*Dataset excerpts:*
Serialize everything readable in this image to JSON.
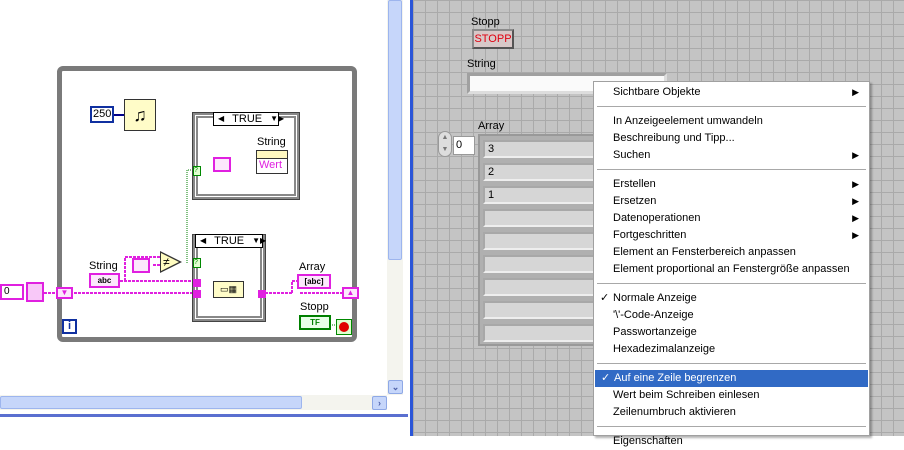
{
  "block_diagram": {
    "wait_ms_constant": "250",
    "case_selector_1": "TRUE",
    "case_selector_2": "TRUE",
    "string_property_label": "String",
    "property_name": "Wert",
    "string_control_label": "String",
    "string_terminal": "abc",
    "array_label": "Array",
    "array_terminal": "[abc]",
    "stop_label": "Stopp",
    "stop_terminal": "TF",
    "init_constant": "0",
    "iteration_terminal": "i",
    "not_equal_symbol": "≠",
    "case_input_symbol": "?"
  },
  "front_panel": {
    "stop_label": "Stopp",
    "stop_button": "STOPP",
    "string_label": "String",
    "string_value": "",
    "array_label": "Array",
    "array_index": "0",
    "array_values": [
      "3",
      "2",
      "1",
      "",
      "",
      "",
      "",
      "",
      ""
    ]
  },
  "context_menu": {
    "items": [
      {
        "label": "Sichtbare Objekte",
        "submenu": true
      },
      {
        "label": "In Anzeigeelement umwandeln"
      },
      {
        "label": "Beschreibung und Tipp..."
      },
      {
        "label": "Suchen",
        "submenu": true
      },
      {
        "label": "Erstellen",
        "submenu": true
      },
      {
        "label": "Ersetzen",
        "submenu": true
      },
      {
        "label": "Datenoperationen",
        "submenu": true
      },
      {
        "label": "Fortgeschritten",
        "submenu": true
      },
      {
        "label": "Element an Fensterbereich anpassen"
      },
      {
        "label": "Element proportional an Fenstergröße anpassen"
      },
      {
        "label": "Normale Anzeige",
        "checked": true
      },
      {
        "label": "'\\'-Code-Anzeige"
      },
      {
        "label": "Passwortanzeige"
      },
      {
        "label": "Hexadezimalanzeige"
      },
      {
        "label": "Auf eine Zeile begrenzen",
        "checked": true,
        "highlighted": true
      },
      {
        "label": "Wert beim Schreiben einlesen"
      },
      {
        "label": "Zeilenumbruch aktivieren"
      },
      {
        "label": "Eigenschaften"
      }
    ],
    "check_glyph": "✓",
    "submenu_glyph": "▶"
  },
  "colors": {
    "string_wire": "#e020e0",
    "highlight": "#316ac5",
    "boolean": "#008000"
  }
}
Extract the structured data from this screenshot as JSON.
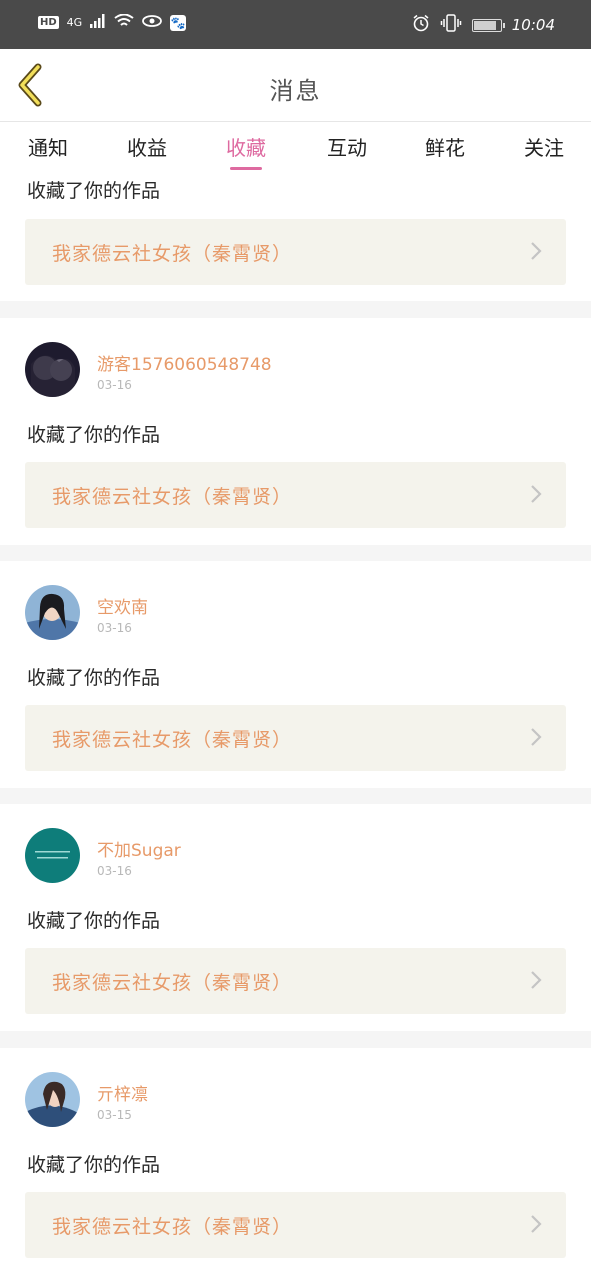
{
  "status_bar": {
    "hd": "HD",
    "network": "4G",
    "time": "10:04"
  },
  "header": {
    "title": "消息"
  },
  "tabs": [
    {
      "label": "通知"
    },
    {
      "label": "收益"
    },
    {
      "label": "收藏"
    },
    {
      "label": "互动"
    },
    {
      "label": "鲜花"
    },
    {
      "label": "关注"
    }
  ],
  "active_tab": "收藏",
  "colors": {
    "accent": "#de6aa0",
    "username": "#e79a69",
    "card_bg": "#f4f3ec"
  },
  "first_partial": {
    "action": "收藏了你的作品",
    "work": "我家德云社女孩（秦霄贤）"
  },
  "items": [
    {
      "username": "游客1576060548748",
      "date": "03-16",
      "action": "收藏了你的作品",
      "work": "我家德云社女孩（秦霄贤）",
      "avatar": "dark-anime-avatar"
    },
    {
      "username": "空欢南",
      "date": "03-16",
      "action": "收藏了你的作品",
      "work": "我家德云社女孩（秦霄贤）",
      "avatar": "girl-photo-avatar"
    },
    {
      "username": "不加Sugar",
      "date": "03-16",
      "action": "收藏了你的作品",
      "work": "我家德云社女孩（秦霄贤）",
      "avatar": "teal-text-avatar"
    },
    {
      "username": "亓梓凛",
      "date": "03-15",
      "action": "收藏了你的作品",
      "work": "我家德云社女孩（秦霄贤）",
      "avatar": "girl-sky-avatar"
    }
  ]
}
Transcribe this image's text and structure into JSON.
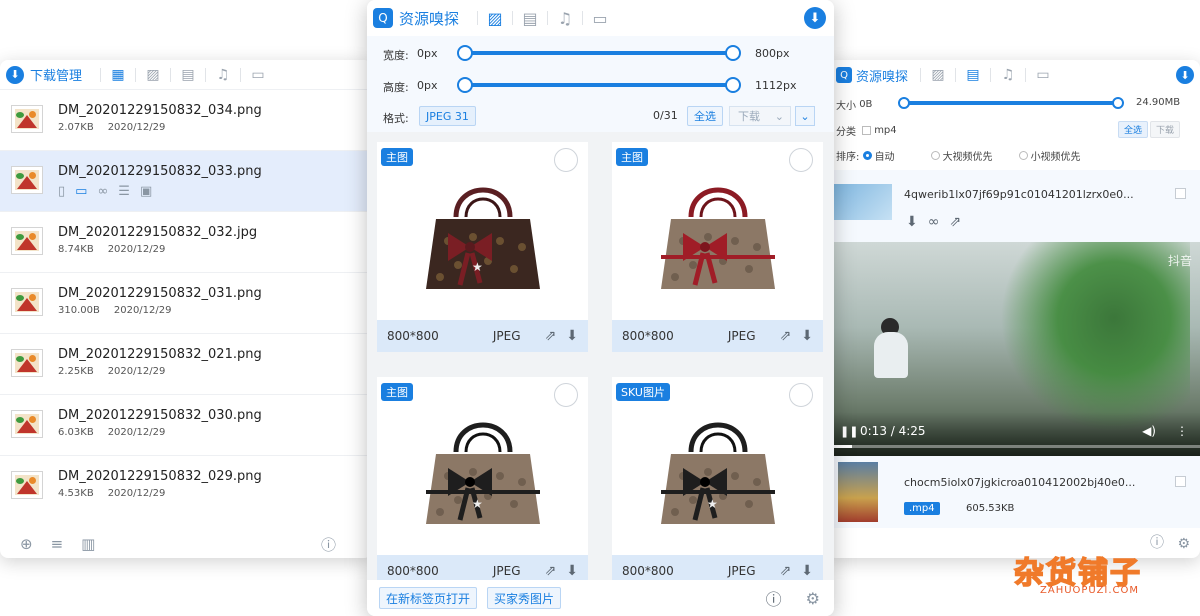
{
  "left_panel": {
    "title": "下载管理",
    "files": [
      {
        "name": "DM_20201229150832_034.png",
        "size": "2.07KB",
        "date": "2020/12/29"
      },
      {
        "name": "DM_20201229150832_033.png",
        "size": "",
        "date": ""
      },
      {
        "name": "DM_20201229150832_032.jpg",
        "size": "8.74KB",
        "date": "2020/12/29"
      },
      {
        "name": "DM_20201229150832_031.png",
        "size": "310.00B",
        "date": "2020/12/29"
      },
      {
        "name": "DM_20201229150832_021.png",
        "size": "2.25KB",
        "date": "2020/12/29"
      },
      {
        "name": "DM_20201229150832_030.png",
        "size": "6.03KB",
        "date": "2020/12/29"
      },
      {
        "name": "DM_20201229150832_029.png",
        "size": "4.53KB",
        "date": "2020/12/29"
      }
    ]
  },
  "center_panel": {
    "title": "资源嗅探",
    "width_label": "宽度:",
    "width_min": "0px",
    "width_max": "800px",
    "height_label": "高度:",
    "height_min": "0px",
    "height_max": "1112px",
    "format_label": "格式:",
    "format_chip": "JPEG  31",
    "count": "0/31",
    "select_all": "全选",
    "download": "下载",
    "cards": [
      {
        "tag": "主图",
        "size": "800*800",
        "fmt": "JPEG"
      },
      {
        "tag": "主图",
        "size": "800*800",
        "fmt": "JPEG"
      },
      {
        "tag": "主图",
        "size": "800*800",
        "fmt": "JPEG"
      },
      {
        "tag": "SKU图片",
        "size": "800*800",
        "fmt": "JPEG"
      }
    ],
    "open_new_tab": "在新标签页打开",
    "buyer_show": "买家秀图片"
  },
  "right_panel": {
    "title": "资源嗅探",
    "size_label": "大小",
    "size_min": "0B",
    "size_max": "24.90MB",
    "category_label": "分类",
    "category_value": "mp4",
    "select_all": "全选",
    "download": "下载",
    "sort_label": "排序:",
    "sort_options": [
      "自动",
      "大视频优先",
      "小视频优先"
    ],
    "video1_name": "4qwerib1lx07jf69p91c01041201lzrx0e0...",
    "video_time": "0:13 / 4:25",
    "video_watermark": "抖音",
    "video2_name": "chocm5iolx07jgkicroa010412002bj40e0...",
    "video2_format": ".mp4",
    "video2_size": "605.53KB"
  },
  "watermark": {
    "zh": "杂货铺子",
    "en": "ZAHUOPUZI.COM"
  }
}
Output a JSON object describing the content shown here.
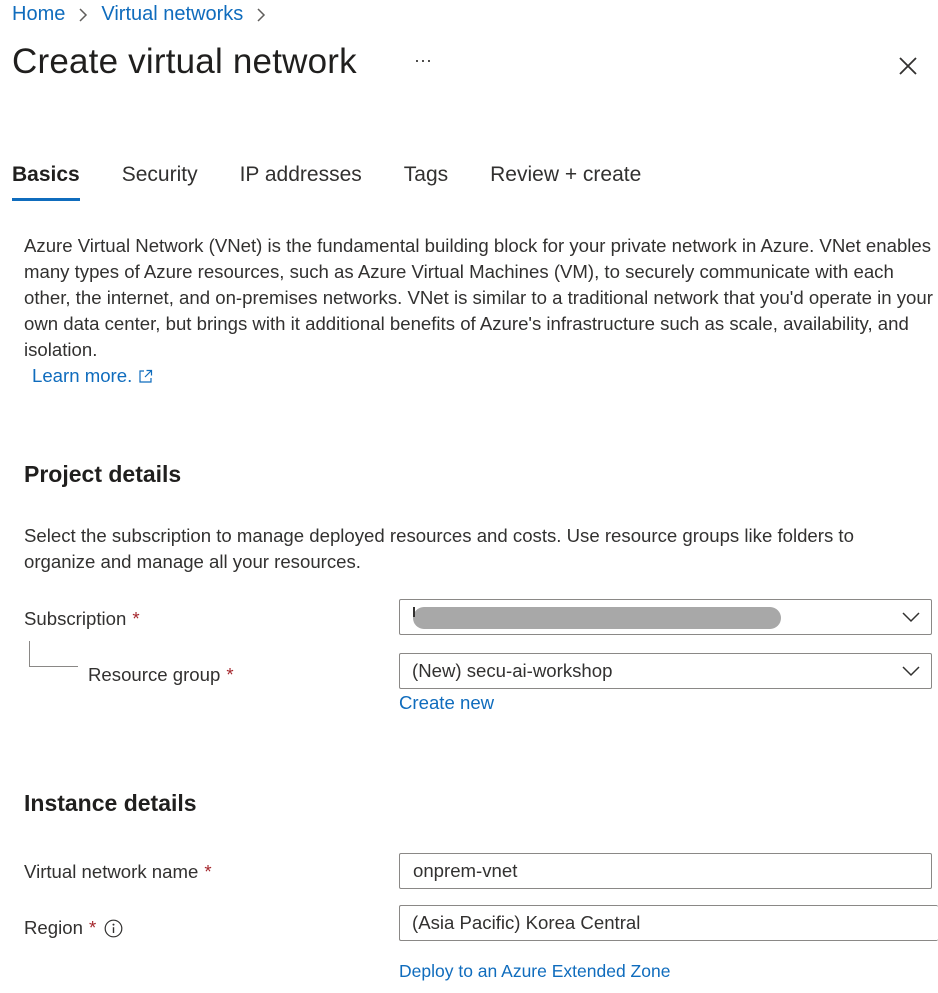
{
  "breadcrumb": [
    {
      "label": "Home"
    },
    {
      "label": "Virtual networks"
    }
  ],
  "page_title": "Create virtual network",
  "more_label": "···",
  "tabs": [
    {
      "label": "Basics",
      "active": true
    },
    {
      "label": "Security",
      "active": false
    },
    {
      "label": "IP addresses",
      "active": false
    },
    {
      "label": "Tags",
      "active": false
    },
    {
      "label": "Review + create",
      "active": false
    }
  ],
  "intro": {
    "text": "Azure Virtual Network (VNet) is the fundamental building block for your private network in Azure. VNet enables many types of Azure resources, such as Azure Virtual Machines (VM), to securely communicate with each other, the internet, and on-premises networks. VNet is similar to a traditional network that you'd operate in your own data center, but brings with it additional benefits of Azure's infrastructure such as scale, availability, and isolation.",
    "learn_more": "Learn more."
  },
  "project_details": {
    "heading": "Project details",
    "description": "Select the subscription to manage deployed resources and costs. Use resource groups like folders to organize and manage all your resources.",
    "subscription_label": "Subscription",
    "subscription_value": "",
    "resource_group_label": "Resource group",
    "resource_group_value": "(New) secu-ai-workshop",
    "create_new": "Create new"
  },
  "instance_details": {
    "heading": "Instance details",
    "vnet_name_label": "Virtual network name",
    "vnet_name_value": "onprem-vnet",
    "region_label": "Region",
    "region_value": "(Asia Pacific) Korea Central",
    "extended_zone_link": "Deploy to an Azure Extended Zone"
  },
  "required_marker": "*",
  "colors": {
    "link": "#0f6cbd",
    "required": "#a4262c",
    "text": "#323130",
    "border": "#8a8886"
  }
}
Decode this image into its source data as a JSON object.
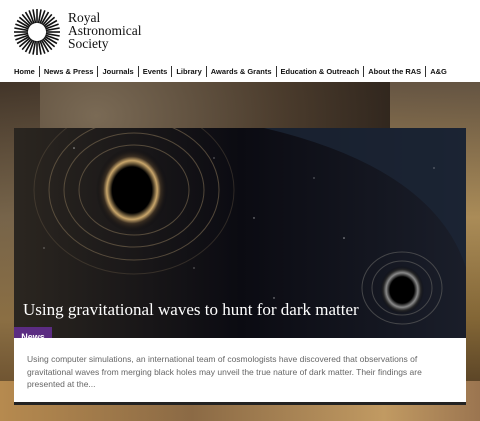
{
  "logo": {
    "line1": "Royal",
    "line2": "Astronomical",
    "line3": "Society",
    "icon": "sun-rays-icon"
  },
  "nav": {
    "items": [
      {
        "label": "Home"
      },
      {
        "label": "News & Press"
      },
      {
        "label": "Journals"
      },
      {
        "label": "Events"
      },
      {
        "label": "Library"
      },
      {
        "label": "Awards & Grants"
      },
      {
        "label": "Education & Outreach"
      },
      {
        "label": "About the RAS"
      },
      {
        "label": "A&G"
      }
    ]
  },
  "feature": {
    "headline": "Using gravitational waves to hunt for dark matter",
    "badge": "News",
    "summary": "Using computer simulations, an international team of cosmologists have discovered that observations of gravitational waves from merging black holes may unveil the true nature of dark matter. Their findings are presented at the..."
  },
  "colors": {
    "badge": "#5b2c82",
    "card_image_bg": "#07070c"
  }
}
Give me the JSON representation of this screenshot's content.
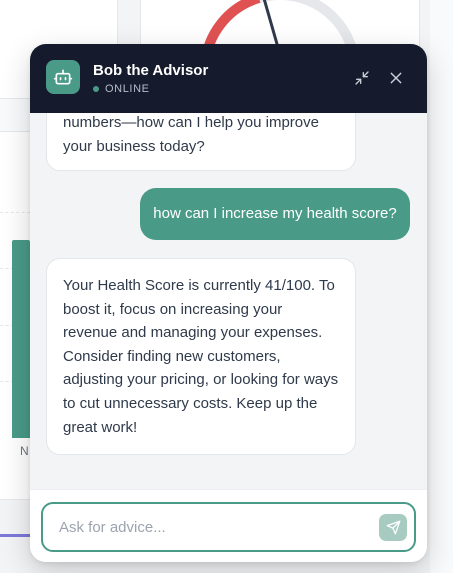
{
  "background": {
    "axis_label": "N"
  },
  "chat": {
    "header": {
      "name": "Bob the Advisor",
      "status": "ONLINE",
      "avatar_icon": "robot-icon",
      "minimize_icon": "minimize-arrows-icon",
      "close_icon": "close-icon"
    },
    "messages": [
      {
        "role": "bot",
        "text": "numbers—how can I help you improve your business today?"
      },
      {
        "role": "user",
        "text": "how can I increase my health score?"
      },
      {
        "role": "bot",
        "text": "Your Health Score is currently 41/100. To boost it, focus on increasing your revenue and managing your expenses. Consider finding new customers, adjusting your pricing, or looking for ways to cut unnecessary costs. Keep up the great work!"
      }
    ],
    "input": {
      "placeholder": "Ask for advice...",
      "value": ""
    },
    "send_icon": "send-icon"
  },
  "colors": {
    "accent": "#4a9a88",
    "header_bg": "#151b2c",
    "chat_bg": "#f3f4f6",
    "gauge_red": "#e05252"
  }
}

*To do:* Looking at the data above, show all lines where the word "Wert" occurs.

*Solution to this problem:*
    "property_name": "Wert",
        "label": "Wert beim Schreiben einlesen"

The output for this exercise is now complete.